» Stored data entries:
☆ ☆ ☆

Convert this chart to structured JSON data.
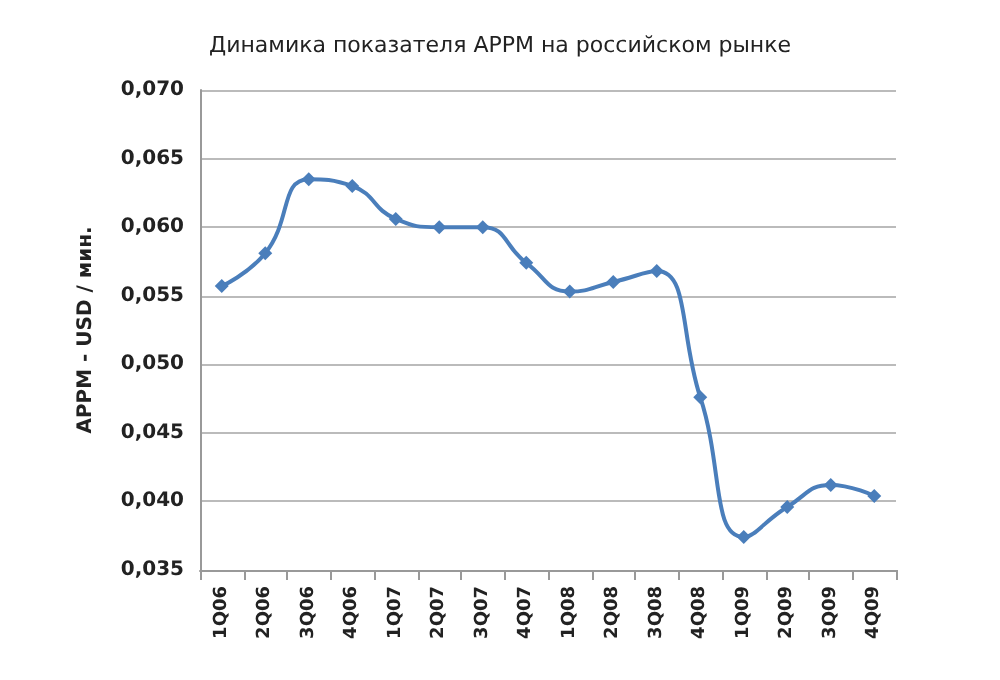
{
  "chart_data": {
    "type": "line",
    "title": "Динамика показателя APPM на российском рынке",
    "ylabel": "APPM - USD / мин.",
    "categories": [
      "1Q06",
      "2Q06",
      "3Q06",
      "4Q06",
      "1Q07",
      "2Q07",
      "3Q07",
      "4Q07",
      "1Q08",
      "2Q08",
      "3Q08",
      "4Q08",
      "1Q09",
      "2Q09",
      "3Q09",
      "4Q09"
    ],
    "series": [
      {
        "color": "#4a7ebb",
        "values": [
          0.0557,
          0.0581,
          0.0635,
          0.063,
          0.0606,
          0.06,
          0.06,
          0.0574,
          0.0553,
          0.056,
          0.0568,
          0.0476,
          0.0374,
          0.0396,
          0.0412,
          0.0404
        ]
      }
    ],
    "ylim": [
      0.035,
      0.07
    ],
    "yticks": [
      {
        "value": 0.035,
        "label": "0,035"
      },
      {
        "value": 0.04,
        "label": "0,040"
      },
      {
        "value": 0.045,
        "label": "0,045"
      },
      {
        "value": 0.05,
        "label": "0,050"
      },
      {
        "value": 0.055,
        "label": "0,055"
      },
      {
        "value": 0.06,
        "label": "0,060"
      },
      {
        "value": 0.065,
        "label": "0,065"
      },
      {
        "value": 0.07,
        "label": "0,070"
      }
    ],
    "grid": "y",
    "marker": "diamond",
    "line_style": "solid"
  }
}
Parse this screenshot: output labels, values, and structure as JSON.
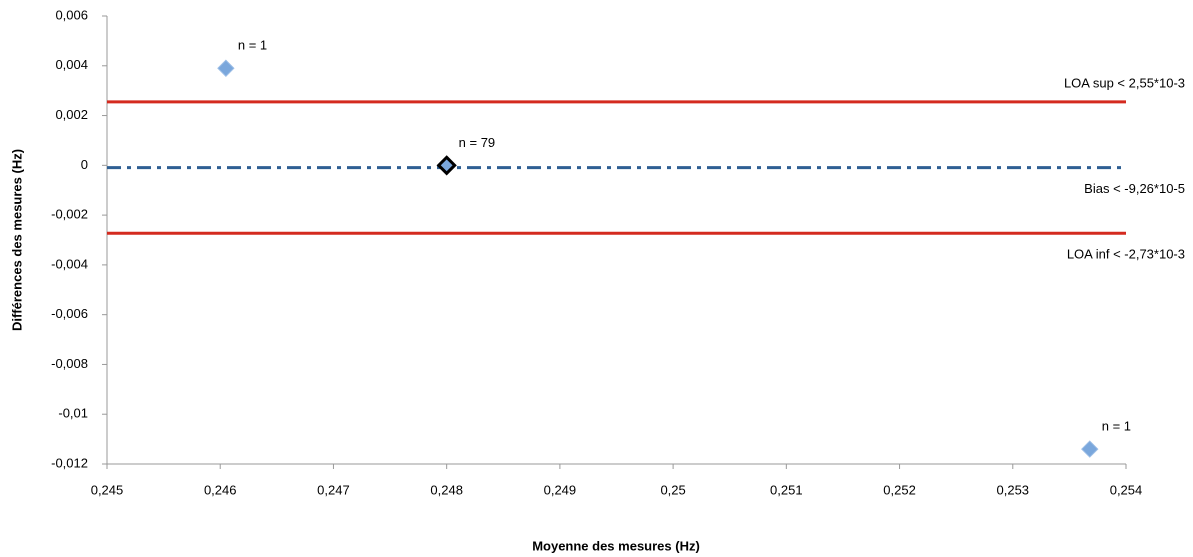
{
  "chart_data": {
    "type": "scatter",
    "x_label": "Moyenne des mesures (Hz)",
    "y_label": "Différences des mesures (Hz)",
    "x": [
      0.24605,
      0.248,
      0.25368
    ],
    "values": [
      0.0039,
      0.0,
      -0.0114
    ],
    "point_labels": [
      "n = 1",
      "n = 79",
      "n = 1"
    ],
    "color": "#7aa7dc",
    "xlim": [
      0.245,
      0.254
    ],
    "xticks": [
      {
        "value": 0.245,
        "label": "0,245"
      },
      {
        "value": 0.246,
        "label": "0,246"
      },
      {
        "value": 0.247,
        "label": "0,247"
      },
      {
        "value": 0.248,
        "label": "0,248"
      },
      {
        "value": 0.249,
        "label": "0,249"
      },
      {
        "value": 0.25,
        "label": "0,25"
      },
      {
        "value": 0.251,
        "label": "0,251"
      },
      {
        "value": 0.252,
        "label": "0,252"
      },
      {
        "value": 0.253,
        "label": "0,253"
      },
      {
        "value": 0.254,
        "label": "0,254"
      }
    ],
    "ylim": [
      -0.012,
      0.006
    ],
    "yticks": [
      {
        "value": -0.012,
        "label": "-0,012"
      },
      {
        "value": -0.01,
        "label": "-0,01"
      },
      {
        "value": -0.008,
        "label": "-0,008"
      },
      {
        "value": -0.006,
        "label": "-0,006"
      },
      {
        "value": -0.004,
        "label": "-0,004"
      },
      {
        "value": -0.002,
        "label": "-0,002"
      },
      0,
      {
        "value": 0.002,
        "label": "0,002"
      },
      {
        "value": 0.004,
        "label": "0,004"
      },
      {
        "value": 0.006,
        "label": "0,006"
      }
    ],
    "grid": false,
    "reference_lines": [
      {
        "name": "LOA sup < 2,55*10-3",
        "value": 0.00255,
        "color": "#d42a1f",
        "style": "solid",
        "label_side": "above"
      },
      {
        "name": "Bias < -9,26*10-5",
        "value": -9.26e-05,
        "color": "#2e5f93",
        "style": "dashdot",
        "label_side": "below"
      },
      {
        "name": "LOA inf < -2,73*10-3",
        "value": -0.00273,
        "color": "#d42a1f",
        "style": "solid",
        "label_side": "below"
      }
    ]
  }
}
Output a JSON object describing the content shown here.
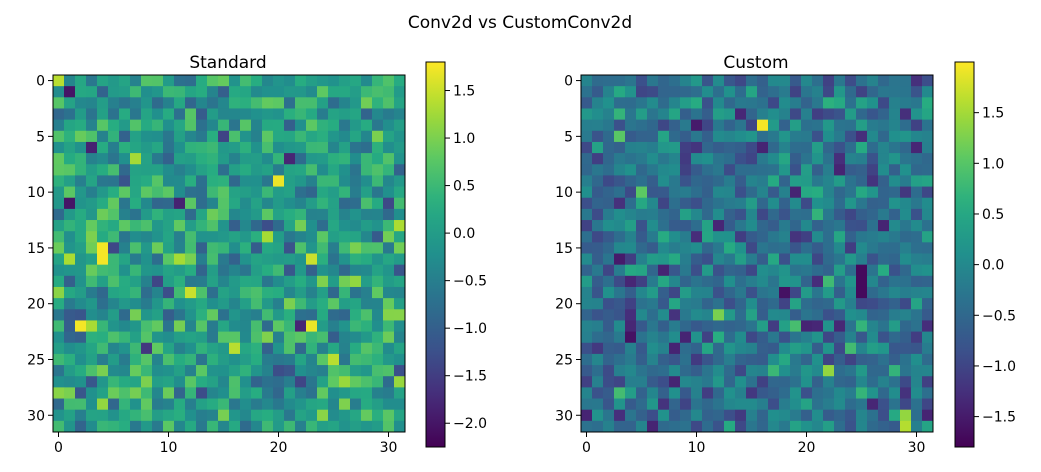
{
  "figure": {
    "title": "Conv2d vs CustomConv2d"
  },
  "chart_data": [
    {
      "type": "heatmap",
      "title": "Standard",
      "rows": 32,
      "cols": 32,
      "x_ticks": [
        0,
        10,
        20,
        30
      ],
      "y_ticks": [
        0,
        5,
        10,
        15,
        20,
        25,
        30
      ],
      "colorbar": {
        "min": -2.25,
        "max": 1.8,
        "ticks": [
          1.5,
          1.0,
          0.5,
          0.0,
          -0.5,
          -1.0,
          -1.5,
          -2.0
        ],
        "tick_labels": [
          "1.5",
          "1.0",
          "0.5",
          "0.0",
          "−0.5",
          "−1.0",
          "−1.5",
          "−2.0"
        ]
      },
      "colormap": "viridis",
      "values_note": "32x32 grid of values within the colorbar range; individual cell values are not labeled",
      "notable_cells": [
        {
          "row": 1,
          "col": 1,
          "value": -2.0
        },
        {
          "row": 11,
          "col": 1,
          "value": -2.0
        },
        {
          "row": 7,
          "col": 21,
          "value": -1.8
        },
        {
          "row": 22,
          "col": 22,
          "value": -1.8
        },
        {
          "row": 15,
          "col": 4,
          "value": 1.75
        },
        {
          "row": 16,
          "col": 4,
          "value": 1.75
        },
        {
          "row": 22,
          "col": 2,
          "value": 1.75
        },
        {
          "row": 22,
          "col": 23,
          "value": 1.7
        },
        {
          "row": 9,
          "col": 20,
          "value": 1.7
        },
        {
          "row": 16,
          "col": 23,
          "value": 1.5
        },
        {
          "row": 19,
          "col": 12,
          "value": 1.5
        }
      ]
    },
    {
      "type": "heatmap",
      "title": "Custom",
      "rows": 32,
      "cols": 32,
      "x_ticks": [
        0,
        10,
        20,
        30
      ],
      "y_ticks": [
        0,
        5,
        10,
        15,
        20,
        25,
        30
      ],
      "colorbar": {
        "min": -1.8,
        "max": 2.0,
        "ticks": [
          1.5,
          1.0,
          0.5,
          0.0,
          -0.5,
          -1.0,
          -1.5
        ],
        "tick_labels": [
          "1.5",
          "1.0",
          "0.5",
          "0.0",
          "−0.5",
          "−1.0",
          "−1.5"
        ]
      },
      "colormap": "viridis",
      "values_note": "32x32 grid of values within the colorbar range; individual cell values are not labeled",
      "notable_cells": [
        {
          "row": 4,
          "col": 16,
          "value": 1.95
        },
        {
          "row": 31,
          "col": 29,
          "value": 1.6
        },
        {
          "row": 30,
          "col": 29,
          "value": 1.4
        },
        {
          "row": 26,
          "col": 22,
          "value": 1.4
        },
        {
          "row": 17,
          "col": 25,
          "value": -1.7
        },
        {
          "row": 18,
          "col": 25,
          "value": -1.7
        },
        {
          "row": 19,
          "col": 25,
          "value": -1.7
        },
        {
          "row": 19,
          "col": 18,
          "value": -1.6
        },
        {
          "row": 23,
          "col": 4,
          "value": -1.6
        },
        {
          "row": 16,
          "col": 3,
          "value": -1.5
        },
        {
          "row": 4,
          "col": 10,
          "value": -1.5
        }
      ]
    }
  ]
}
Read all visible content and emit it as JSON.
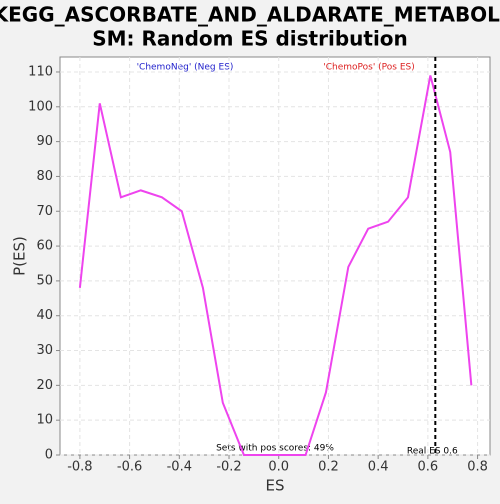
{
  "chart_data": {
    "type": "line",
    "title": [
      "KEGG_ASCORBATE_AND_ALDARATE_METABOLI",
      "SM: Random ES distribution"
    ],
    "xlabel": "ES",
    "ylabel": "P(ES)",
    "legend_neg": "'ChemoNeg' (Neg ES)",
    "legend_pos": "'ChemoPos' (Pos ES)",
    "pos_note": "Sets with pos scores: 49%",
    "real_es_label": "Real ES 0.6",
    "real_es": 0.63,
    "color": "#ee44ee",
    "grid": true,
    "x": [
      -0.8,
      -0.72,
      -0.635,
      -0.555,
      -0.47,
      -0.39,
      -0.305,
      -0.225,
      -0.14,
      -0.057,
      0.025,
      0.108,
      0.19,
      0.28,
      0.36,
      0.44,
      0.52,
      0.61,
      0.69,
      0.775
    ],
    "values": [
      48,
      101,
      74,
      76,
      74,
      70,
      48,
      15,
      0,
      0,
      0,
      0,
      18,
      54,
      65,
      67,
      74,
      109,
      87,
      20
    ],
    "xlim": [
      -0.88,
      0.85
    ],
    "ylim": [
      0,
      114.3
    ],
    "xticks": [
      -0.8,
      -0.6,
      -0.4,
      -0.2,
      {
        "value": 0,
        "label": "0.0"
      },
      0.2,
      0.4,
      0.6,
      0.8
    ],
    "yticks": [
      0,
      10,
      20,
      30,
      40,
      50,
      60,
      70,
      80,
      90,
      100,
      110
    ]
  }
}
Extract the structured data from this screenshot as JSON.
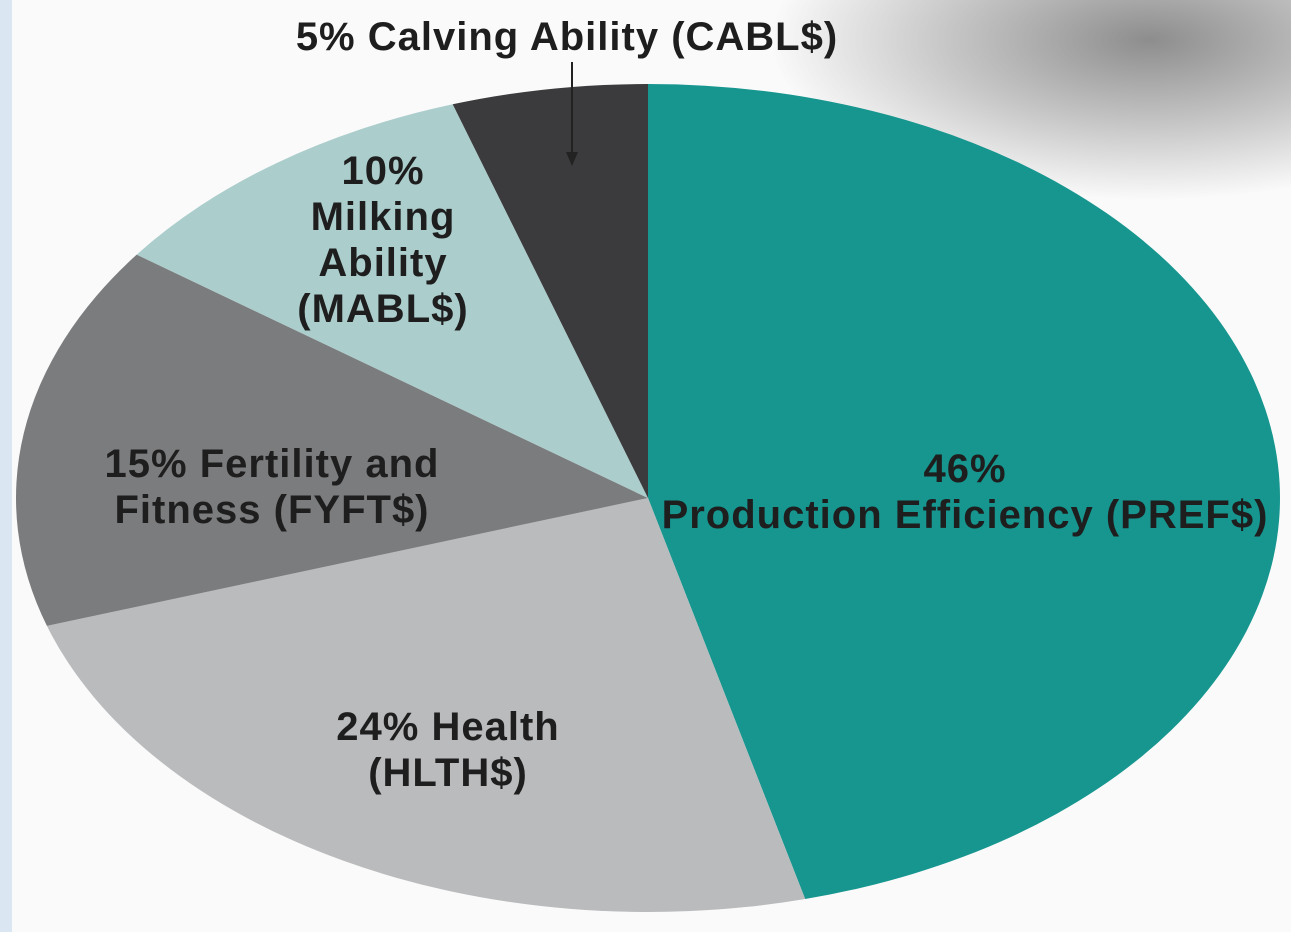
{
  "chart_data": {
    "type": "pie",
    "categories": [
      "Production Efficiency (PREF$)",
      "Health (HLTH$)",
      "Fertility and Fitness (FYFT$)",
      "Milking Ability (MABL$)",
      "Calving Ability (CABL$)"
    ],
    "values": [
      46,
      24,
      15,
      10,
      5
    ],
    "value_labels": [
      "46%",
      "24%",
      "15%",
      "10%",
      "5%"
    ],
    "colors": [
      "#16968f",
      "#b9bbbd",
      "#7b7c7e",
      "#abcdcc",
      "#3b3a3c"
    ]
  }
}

☆ ☆ ☆

» Goal:
Among the lines above, count those containing the word "name" and give nothing but the result.

» Written response:
3